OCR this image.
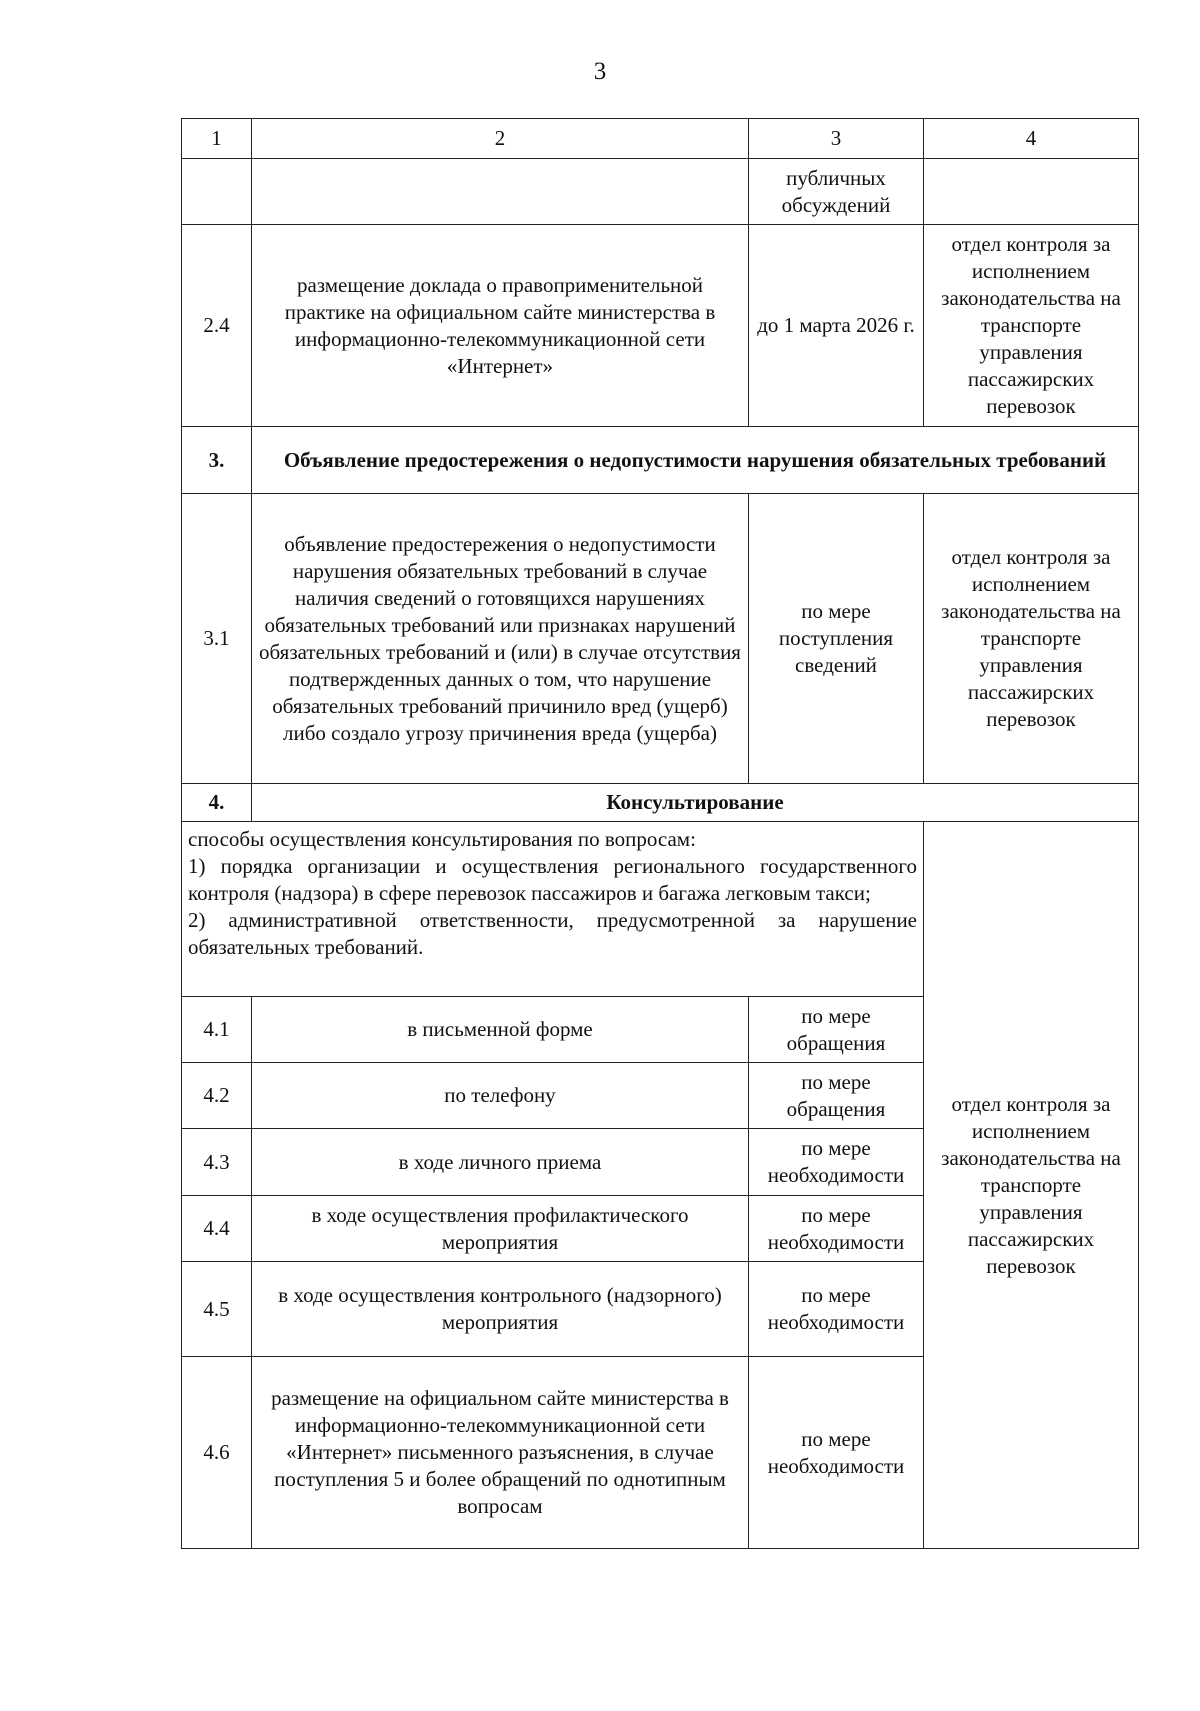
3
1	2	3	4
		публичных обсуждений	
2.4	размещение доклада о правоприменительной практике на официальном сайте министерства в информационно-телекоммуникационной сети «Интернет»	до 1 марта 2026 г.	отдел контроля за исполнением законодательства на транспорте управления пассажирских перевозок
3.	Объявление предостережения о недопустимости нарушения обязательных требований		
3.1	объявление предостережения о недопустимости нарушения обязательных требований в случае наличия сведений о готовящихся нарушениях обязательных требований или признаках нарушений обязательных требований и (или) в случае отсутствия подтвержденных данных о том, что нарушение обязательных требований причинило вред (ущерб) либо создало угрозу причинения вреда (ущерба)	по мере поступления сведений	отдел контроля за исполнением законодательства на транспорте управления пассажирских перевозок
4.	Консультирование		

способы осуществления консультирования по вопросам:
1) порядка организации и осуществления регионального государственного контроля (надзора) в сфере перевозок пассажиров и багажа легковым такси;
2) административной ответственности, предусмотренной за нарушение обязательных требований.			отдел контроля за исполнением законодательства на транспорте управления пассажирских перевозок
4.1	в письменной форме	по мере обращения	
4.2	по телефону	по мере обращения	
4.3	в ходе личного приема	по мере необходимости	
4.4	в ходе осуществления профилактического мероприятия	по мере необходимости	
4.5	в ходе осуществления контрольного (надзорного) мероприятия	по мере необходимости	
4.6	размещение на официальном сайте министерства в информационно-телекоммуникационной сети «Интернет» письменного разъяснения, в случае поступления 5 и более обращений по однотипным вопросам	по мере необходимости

---

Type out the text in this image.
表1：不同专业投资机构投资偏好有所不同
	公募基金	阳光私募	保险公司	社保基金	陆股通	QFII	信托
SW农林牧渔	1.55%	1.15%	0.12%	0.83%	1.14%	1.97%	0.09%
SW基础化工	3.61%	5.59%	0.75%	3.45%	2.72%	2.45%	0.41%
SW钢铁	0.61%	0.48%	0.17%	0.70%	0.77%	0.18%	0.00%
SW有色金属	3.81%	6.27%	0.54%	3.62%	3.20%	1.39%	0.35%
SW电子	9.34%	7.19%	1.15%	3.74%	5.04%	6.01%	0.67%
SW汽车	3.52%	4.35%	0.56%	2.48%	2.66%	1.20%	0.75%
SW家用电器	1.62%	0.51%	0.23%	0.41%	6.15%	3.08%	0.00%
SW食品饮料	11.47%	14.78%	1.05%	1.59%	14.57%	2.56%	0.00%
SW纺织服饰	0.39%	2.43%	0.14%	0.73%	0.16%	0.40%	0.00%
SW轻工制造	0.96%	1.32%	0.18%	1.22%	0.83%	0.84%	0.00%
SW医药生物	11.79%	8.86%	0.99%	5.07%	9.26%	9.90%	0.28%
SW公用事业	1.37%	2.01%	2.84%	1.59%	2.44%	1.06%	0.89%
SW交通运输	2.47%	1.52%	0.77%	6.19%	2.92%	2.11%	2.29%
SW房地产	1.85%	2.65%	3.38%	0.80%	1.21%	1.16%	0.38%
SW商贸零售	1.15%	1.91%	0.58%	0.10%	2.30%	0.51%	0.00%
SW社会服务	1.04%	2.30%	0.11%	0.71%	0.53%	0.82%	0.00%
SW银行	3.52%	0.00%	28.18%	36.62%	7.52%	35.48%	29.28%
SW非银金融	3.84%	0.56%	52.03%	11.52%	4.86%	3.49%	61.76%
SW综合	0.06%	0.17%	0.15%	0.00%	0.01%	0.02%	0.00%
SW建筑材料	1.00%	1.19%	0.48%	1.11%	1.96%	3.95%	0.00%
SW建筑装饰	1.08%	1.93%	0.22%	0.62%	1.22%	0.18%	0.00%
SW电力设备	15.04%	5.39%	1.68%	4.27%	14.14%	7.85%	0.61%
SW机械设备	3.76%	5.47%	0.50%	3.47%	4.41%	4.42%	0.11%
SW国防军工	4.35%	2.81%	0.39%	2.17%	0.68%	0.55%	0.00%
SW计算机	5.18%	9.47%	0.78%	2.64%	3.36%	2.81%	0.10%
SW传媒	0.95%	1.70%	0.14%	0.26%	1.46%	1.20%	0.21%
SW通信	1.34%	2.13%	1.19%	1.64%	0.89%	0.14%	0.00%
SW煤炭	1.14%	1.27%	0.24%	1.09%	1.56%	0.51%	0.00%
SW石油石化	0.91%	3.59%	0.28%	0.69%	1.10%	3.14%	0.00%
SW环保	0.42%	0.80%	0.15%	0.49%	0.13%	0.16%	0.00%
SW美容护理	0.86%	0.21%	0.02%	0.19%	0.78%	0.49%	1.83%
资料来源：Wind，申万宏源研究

---

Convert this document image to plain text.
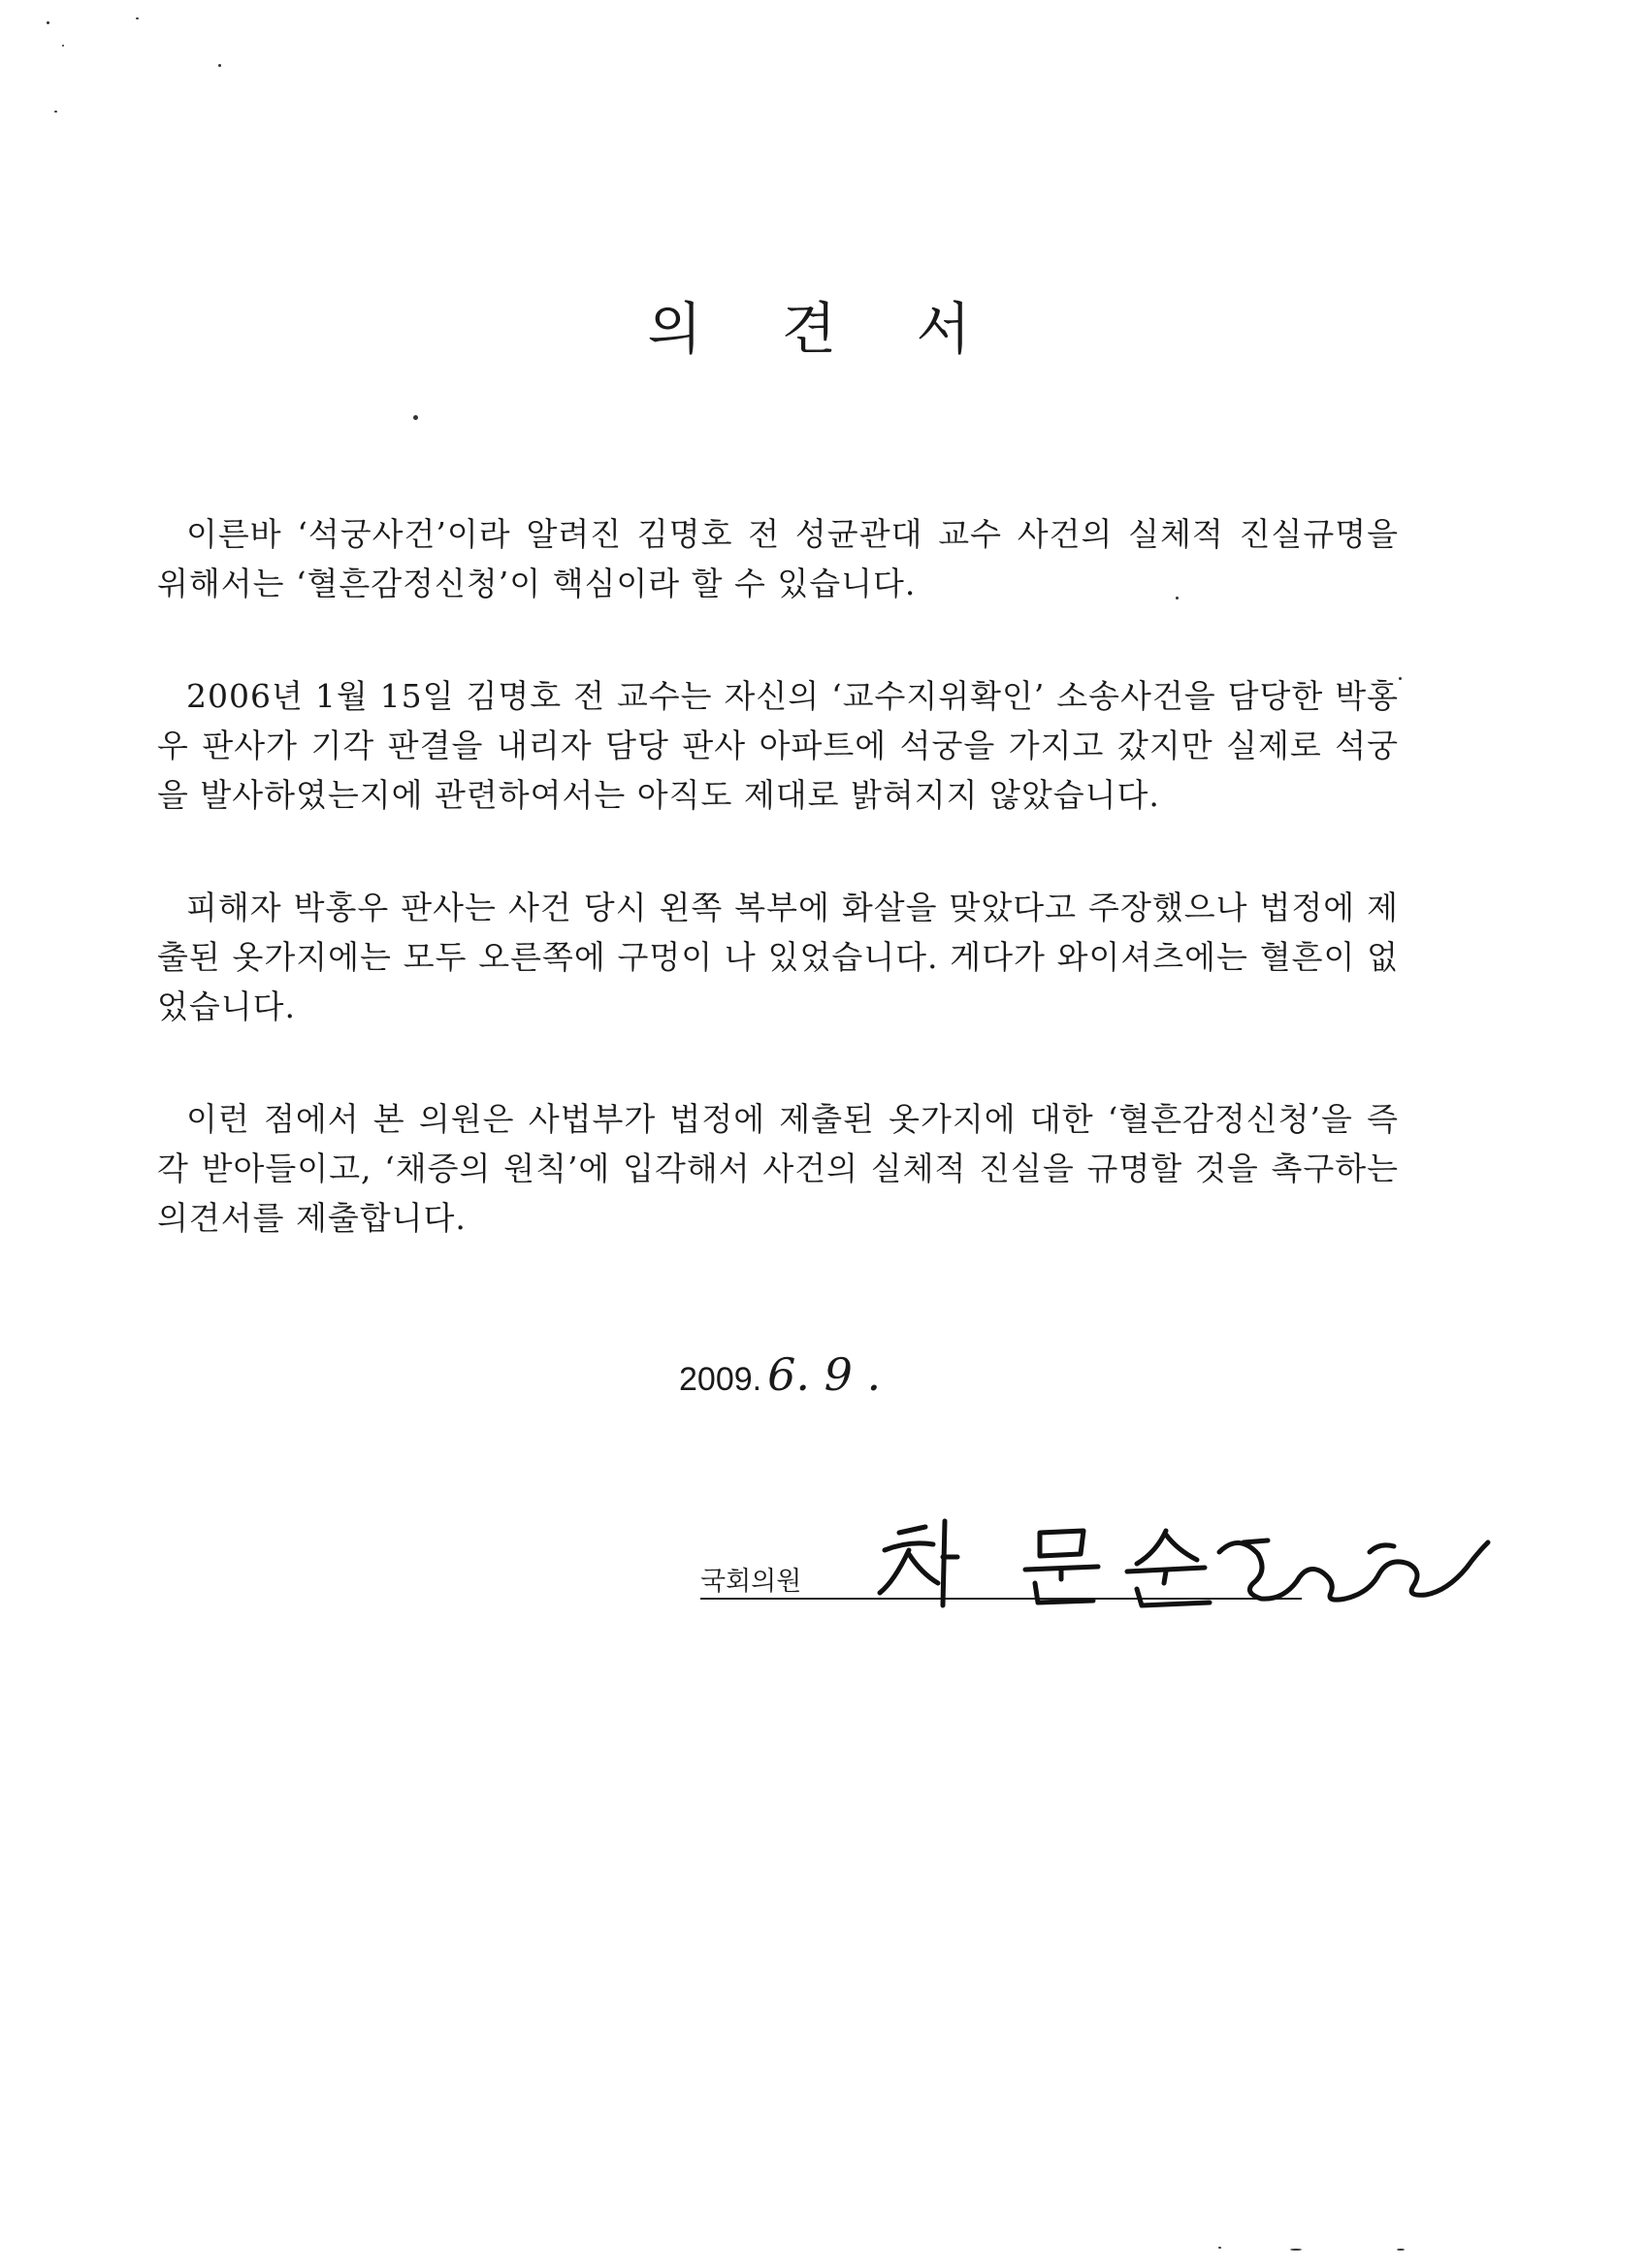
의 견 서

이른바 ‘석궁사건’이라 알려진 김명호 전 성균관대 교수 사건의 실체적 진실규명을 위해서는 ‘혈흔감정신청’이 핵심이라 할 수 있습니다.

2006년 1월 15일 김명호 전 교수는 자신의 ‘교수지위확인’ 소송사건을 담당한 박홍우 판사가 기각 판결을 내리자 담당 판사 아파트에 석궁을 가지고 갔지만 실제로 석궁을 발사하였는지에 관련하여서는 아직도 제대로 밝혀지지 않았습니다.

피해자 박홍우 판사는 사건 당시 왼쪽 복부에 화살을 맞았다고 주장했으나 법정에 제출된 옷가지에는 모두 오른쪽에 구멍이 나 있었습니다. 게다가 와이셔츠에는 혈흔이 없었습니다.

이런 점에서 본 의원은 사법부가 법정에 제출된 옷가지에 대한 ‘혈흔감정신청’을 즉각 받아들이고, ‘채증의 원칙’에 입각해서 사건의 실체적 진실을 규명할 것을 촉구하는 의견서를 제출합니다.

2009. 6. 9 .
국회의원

> [Task]:
Identify the lines in the entries above that contain "혈흔감정신청", then copy them out.

> [Solution to this problem]:
이른바 ‘석궁사건’이라 알려진 김명호 전 성균관대 교수 사건의 실체적 진실규명을 위해서는 ‘혈흔감정신청’이 핵심이라 할 수 있습니다.
이런 점에서 본 의원은 사법부가 법정에 제출된 옷가지에 대한 ‘혈흔감정신청’을 즉각 받아들이고, ‘채증의 원칙’에 입각해서 사건의 실체적 진실을 규명할 것을 촉구하는 의견서를 제출합니다.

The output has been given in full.